>> BEGIN
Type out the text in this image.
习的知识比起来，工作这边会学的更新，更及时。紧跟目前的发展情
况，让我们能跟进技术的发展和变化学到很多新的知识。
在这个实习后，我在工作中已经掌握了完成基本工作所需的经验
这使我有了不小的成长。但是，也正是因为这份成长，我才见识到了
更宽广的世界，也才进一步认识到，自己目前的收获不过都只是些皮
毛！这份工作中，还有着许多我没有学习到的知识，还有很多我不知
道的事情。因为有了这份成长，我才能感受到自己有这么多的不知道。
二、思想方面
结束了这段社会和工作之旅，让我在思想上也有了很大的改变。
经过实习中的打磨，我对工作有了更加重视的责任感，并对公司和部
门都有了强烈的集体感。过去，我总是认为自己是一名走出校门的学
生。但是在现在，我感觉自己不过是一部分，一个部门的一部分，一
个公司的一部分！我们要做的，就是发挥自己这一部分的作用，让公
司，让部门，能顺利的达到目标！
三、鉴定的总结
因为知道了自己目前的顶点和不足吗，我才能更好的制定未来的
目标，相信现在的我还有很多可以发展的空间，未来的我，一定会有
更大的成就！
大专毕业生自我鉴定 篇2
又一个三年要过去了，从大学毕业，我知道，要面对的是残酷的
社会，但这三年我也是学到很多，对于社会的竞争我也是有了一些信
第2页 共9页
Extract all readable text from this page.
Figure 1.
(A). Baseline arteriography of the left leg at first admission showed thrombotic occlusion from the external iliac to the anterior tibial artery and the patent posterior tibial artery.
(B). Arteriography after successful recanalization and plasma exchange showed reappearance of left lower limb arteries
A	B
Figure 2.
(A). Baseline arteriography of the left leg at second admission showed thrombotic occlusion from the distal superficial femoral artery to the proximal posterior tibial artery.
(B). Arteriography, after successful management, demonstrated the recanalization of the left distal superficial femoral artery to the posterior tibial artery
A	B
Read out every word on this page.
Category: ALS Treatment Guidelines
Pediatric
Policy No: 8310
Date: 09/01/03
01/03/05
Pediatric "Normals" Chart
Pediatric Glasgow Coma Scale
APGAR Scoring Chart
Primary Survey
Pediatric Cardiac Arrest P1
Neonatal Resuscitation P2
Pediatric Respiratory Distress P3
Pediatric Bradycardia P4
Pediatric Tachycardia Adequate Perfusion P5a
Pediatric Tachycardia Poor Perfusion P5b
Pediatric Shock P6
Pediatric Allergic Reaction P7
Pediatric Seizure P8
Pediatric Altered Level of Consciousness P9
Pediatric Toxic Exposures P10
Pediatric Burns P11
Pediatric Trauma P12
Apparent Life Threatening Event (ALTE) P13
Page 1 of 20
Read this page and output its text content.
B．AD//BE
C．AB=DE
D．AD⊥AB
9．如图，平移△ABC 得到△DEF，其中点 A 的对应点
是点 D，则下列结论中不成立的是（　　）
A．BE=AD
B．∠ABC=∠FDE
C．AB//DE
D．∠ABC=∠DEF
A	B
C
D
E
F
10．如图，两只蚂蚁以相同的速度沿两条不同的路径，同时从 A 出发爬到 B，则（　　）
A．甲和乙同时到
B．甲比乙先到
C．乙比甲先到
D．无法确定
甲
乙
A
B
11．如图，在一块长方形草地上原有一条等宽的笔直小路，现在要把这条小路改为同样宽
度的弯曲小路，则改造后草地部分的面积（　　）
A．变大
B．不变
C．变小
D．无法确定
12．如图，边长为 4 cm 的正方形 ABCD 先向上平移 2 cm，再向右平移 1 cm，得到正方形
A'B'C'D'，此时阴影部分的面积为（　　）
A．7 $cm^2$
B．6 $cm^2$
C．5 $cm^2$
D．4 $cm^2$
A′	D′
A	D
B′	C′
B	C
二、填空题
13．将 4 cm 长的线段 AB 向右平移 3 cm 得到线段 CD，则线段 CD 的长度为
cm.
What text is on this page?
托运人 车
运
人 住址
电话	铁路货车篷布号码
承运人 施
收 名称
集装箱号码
>> END
Everything in the listing above should be restated exactly.

Type out the text in this image.
习的知识比起来，工作这边会学的更新，更及时。紧跟目前的发展情
况，让我们能跟进技术的发展和变化学到很多新的知识。
在这个实习后，我在工作中已经掌握了完成基本工作所需的经验
这使我有了不小的成长。但是，也正是因为这份成长，我才见识到了
更宽广的世界，也才进一步认识到，自己目前的收获不过都只是些皮
毛！这份工作中，还有着许多我没有学习到的知识，还有很多我不知
道的事情。因为有了这份成长，我才能感受到自己有这么多的不知道。
二、思想方面
结束了这段社会和工作之旅，让我在思想上也有了很大的改变。
经过实习中的打磨，我对工作有了更加重视的责任感，并对公司和部
门都有了强烈的集体感。过去，我总是认为自己是一名走出校门的学
生。但是在现在，我感觉自己不过是一部分，一个部门的一部分，一
个公司的一部分！我们要做的，就是发挥自己这一部分的作用，让公
司，让部门，能顺利的达到目标！
三、鉴定的总结
因为知道了自己目前的顶点和不足吗，我才能更好的制定未来的
目标，相信现在的我还有很多可以发展的空间，未来的我，一定会有
更大的成就！
大专毕业生自我鉴定 篇2
又一个三年要过去了，从大学毕业，我知道，要面对的是残酷的
社会，但这三年我也是学到很多，对于社会的竞争我也是有了一些信
第2页 共9页
Extract all readable text from this page.
Figure 1.
(A). Baseline arteriography of the left leg at first admission showed thrombotic occlusion from the external iliac to the anterior tibial artery and the patent posterior tibial artery.
(B). Arteriography after successful recanalization and plasma exchange showed reappearance of left lower limb arteries
A	B
Figure 2.
(A). Baseline arteriography of the left leg at second admission showed thrombotic occlusion from the distal superficial femoral artery to the proximal posterior tibial artery.
(B). Arteriography, after successful management, demonstrated the recanalization of the left distal superficial femoral artery to the posterior tibial artery
A	B
Read out every word on this page.
Category: ALS Treatment Guidelines
Pediatric
Policy No: 8310
Date: 09/01/03
01/03/05
Pediatric "Normals" Chart
Pediatric Glasgow Coma Scale
APGAR Scoring Chart
Primary Survey
Pediatric Cardiac Arrest P1
Neonatal Resuscitation P2
Pediatric Respiratory Distress P3
Pediatric Bradycardia P4
Pediatric Tachycardia Adequate Perfusion P5a
Pediatric Tachycardia Poor Perfusion P5b
Pediatric Shock P6
Pediatric Allergic Reaction P7
Pediatric Seizure P8
Pediatric Altered Level of Consciousness P9
Pediatric Toxic Exposures P10
Pediatric Burns P11
Pediatric Trauma P12
Apparent Life Threatening Event (ALTE) P13
Page 1 of 20
Read this page and output its text content.
B．AD//BE
C．AB=DE
D．AD⊥AB
9．如图，平移△ABC 得到△DEF，其中点 A 的对应点
是点 D，则下列结论中不成立的是（　　）
A．BE=AD
B．∠ABC=∠FDE
C．AB//DE
D．∠ABC=∠DEF
A	B
C
D
E
F
10．如图，两只蚂蚁以相同的速度沿两条不同的路径，同时从 A 出发爬到 B，则（　　）
A．甲和乙同时到
B．甲比乙先到
C．乙比甲先到
D．无法确定
甲
乙
A
B
11．如图，在一块长方形草地上原有一条等宽的笔直小路，现在要把这条小路改为同样宽
度的弯曲小路，则改造后草地部分的面积（　　）
A．变大
B．不变
C．变小
D．无法确定
12．如图，边长为 4 cm 的正方形 ABCD 先向上平移 2 cm，再向右平移 1 cm，得到正方形
A'B'C'D'，此时阴影部分的面积为（　　）
A．7 $cm^2$
B．6 $cm^2$
C．5 $cm^2$
D．4 $cm^2$
A′	D′
A	D
B′	C′
B	C
二、填空题
13．将 4 cm 长的线段 AB 向右平移 3 cm 得到线段 CD，则线段 CD 的长度为
cm.
What text is on this page?
托运人 车
运
人 住址
电话	铁路货车篷布号码
承运人 施
收 名称
集装箱号码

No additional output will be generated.